WORK TO BE COMPLETED: Extract each line where the string "settimanale" shows up.

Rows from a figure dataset
========
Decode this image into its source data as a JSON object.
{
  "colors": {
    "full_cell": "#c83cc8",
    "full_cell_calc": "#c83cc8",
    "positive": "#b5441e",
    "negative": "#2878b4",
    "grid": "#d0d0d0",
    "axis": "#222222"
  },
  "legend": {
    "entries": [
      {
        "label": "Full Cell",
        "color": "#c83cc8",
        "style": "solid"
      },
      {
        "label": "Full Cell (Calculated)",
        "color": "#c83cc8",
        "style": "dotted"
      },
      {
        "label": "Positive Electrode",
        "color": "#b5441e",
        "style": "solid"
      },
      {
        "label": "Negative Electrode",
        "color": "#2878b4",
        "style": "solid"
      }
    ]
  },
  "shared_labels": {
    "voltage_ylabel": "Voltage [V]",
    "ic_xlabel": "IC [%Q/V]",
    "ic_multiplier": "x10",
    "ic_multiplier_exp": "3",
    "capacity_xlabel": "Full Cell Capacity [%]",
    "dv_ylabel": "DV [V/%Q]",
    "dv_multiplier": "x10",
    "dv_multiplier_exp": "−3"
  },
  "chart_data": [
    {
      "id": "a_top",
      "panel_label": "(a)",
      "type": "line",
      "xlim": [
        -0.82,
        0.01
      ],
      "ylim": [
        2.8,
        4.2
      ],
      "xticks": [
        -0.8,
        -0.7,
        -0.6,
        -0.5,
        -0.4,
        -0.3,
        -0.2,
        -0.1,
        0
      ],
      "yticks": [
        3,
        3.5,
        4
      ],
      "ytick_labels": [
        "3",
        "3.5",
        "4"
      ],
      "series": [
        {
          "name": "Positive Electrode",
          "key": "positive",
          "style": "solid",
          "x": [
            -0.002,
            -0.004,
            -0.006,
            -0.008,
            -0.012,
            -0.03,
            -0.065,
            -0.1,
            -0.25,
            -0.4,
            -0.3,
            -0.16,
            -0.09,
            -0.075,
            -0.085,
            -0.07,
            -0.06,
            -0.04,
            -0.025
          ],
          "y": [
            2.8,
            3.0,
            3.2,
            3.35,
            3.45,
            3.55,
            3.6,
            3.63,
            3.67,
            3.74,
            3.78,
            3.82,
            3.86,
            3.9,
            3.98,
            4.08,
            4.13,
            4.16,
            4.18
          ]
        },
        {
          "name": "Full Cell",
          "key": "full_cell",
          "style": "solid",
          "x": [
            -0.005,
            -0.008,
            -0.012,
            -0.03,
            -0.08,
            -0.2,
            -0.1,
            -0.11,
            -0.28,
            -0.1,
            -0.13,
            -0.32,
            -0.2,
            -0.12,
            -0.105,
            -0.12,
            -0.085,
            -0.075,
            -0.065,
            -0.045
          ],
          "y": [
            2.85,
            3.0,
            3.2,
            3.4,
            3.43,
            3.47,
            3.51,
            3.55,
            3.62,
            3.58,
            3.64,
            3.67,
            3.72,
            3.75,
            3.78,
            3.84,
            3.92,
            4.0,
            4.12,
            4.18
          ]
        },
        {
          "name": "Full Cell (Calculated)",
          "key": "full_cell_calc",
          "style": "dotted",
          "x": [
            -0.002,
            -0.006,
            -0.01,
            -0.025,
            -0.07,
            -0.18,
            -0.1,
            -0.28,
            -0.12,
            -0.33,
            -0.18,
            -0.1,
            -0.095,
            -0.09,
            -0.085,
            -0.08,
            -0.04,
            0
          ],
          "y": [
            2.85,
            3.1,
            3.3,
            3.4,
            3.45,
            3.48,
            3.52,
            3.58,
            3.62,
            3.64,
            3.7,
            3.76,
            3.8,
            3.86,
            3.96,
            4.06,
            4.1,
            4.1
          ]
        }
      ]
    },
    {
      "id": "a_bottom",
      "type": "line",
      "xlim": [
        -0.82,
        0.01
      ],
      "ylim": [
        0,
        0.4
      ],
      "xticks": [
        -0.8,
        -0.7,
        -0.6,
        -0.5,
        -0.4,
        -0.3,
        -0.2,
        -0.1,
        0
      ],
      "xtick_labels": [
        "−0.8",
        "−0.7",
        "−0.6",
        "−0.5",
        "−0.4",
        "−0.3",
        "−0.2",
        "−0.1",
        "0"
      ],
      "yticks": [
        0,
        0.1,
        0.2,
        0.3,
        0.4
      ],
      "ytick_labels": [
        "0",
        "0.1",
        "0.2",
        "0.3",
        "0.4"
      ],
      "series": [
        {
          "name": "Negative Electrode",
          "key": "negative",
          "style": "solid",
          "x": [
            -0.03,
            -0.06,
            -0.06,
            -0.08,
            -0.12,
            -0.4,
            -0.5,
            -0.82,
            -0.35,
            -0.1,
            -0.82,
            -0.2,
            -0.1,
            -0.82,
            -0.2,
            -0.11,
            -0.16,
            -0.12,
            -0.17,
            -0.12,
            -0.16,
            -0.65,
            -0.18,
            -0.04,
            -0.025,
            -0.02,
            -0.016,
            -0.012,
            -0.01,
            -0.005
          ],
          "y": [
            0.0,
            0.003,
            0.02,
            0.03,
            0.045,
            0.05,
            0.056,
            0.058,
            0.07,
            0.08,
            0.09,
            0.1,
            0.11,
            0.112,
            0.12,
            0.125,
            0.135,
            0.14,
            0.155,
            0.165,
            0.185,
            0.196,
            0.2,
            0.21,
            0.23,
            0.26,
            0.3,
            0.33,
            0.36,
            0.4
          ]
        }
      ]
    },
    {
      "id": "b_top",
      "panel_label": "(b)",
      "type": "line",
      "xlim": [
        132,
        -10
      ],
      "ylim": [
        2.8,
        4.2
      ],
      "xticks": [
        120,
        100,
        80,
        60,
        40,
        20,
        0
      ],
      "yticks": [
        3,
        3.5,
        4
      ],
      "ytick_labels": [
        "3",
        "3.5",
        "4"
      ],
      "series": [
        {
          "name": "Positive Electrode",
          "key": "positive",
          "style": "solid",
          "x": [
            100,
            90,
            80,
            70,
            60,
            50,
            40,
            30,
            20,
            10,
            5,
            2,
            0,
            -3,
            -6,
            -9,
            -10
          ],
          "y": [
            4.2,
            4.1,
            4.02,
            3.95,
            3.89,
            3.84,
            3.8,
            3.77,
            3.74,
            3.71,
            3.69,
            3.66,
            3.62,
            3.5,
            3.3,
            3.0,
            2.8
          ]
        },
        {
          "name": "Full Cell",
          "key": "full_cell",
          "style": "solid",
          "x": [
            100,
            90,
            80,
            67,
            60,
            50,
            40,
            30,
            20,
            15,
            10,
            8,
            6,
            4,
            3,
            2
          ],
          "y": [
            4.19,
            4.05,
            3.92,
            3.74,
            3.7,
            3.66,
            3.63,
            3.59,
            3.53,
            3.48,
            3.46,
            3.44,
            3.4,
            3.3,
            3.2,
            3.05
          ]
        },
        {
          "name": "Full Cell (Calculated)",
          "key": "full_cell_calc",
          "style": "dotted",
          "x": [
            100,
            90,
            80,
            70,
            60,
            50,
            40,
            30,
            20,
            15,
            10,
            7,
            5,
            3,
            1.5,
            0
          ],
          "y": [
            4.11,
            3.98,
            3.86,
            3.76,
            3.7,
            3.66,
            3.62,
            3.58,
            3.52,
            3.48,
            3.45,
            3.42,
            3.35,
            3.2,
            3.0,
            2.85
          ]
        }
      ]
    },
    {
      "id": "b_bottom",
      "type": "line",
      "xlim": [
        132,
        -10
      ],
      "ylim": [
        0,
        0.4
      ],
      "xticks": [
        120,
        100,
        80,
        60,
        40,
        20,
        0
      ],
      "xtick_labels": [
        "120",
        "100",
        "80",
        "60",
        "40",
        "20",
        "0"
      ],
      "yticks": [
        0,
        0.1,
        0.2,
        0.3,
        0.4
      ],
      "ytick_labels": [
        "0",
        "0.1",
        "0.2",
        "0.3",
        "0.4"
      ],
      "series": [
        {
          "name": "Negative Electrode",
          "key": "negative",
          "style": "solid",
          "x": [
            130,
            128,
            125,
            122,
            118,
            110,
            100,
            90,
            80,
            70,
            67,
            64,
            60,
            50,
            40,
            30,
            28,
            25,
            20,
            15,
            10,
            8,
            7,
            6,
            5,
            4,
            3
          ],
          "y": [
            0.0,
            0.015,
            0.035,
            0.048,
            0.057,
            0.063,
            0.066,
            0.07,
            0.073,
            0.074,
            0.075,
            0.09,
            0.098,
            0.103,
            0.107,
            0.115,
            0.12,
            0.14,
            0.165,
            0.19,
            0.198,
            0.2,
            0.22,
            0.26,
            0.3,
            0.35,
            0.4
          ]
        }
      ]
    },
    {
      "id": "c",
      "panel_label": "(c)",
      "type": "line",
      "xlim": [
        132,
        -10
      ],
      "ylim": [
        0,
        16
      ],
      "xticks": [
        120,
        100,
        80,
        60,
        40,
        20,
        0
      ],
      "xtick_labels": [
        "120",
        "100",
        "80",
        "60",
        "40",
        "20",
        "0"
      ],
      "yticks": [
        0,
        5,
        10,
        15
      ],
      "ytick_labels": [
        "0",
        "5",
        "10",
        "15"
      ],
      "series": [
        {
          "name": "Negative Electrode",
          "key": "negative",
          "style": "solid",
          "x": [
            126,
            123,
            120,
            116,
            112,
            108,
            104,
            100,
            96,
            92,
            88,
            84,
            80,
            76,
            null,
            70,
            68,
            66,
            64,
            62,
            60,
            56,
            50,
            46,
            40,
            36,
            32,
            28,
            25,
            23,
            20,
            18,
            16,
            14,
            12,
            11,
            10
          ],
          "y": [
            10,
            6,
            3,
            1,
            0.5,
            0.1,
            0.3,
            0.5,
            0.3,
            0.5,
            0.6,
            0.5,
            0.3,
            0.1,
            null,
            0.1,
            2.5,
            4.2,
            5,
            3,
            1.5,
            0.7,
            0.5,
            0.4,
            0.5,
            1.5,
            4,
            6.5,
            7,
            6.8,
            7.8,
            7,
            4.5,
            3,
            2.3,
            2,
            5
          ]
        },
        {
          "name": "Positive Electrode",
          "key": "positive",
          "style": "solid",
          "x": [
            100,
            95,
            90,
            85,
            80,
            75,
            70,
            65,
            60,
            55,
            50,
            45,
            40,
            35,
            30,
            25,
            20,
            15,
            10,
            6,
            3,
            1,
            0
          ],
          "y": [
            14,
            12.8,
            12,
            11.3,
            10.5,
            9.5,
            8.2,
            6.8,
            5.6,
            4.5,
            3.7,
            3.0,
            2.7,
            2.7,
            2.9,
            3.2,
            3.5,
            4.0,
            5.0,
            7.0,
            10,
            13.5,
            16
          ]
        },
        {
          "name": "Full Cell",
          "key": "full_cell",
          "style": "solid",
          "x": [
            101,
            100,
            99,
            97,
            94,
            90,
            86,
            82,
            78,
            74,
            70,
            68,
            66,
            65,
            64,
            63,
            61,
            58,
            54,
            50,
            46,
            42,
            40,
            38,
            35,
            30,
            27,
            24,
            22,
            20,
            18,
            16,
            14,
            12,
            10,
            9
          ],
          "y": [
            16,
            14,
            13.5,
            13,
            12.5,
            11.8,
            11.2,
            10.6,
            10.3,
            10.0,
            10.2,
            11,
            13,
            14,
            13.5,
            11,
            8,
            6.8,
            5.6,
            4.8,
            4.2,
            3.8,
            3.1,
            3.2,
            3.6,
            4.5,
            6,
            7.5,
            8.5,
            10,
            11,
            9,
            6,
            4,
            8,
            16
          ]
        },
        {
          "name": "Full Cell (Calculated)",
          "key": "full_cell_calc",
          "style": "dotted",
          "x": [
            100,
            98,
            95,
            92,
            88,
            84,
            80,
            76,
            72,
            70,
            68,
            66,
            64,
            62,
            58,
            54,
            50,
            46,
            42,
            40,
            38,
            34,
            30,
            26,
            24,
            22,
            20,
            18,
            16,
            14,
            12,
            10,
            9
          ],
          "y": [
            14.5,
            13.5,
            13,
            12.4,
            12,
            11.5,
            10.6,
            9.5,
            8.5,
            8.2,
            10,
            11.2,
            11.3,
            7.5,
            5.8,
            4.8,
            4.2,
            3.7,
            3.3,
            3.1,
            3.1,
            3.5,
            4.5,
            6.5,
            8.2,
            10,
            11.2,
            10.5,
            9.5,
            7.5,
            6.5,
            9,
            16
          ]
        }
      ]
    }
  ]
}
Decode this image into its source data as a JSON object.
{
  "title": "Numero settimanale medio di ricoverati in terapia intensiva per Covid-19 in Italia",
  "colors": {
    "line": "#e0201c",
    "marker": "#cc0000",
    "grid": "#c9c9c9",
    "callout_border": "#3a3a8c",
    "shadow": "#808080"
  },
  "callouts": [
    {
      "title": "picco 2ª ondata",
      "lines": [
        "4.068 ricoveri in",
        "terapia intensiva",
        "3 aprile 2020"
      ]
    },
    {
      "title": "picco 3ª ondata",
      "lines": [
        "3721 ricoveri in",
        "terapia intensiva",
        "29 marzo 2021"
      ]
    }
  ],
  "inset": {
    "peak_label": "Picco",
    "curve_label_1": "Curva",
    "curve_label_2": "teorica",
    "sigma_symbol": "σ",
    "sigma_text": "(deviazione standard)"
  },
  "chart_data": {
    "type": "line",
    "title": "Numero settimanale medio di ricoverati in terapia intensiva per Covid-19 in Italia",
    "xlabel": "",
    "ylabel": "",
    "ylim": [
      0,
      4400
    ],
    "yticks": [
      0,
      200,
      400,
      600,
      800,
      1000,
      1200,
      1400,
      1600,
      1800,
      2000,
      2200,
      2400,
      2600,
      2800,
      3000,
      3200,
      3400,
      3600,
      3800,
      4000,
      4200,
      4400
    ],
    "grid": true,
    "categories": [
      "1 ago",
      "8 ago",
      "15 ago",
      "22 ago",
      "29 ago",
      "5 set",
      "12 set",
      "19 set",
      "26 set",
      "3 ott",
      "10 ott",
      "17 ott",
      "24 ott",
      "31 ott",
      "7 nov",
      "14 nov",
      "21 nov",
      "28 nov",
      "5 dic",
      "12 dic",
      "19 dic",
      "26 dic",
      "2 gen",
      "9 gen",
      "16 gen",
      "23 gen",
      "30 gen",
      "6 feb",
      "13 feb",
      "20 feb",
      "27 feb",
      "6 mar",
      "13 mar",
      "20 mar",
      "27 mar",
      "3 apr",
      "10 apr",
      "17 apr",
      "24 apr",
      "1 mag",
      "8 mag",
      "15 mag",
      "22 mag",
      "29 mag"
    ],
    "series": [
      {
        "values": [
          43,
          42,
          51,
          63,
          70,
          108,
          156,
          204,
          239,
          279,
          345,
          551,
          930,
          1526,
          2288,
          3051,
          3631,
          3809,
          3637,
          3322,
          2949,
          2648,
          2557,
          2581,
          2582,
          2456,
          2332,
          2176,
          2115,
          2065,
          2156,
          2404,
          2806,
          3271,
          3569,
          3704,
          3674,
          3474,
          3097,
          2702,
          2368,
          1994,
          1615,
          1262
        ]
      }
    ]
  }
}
========
FULL SOLUTION:
  "title": "Numero settimanale medio di ricoverati in terapia intensiva per Covid-19 in Italia",
    "title": "Numero settimanale medio di ricoverati in terapia intensiva per Covid-19 in Italia",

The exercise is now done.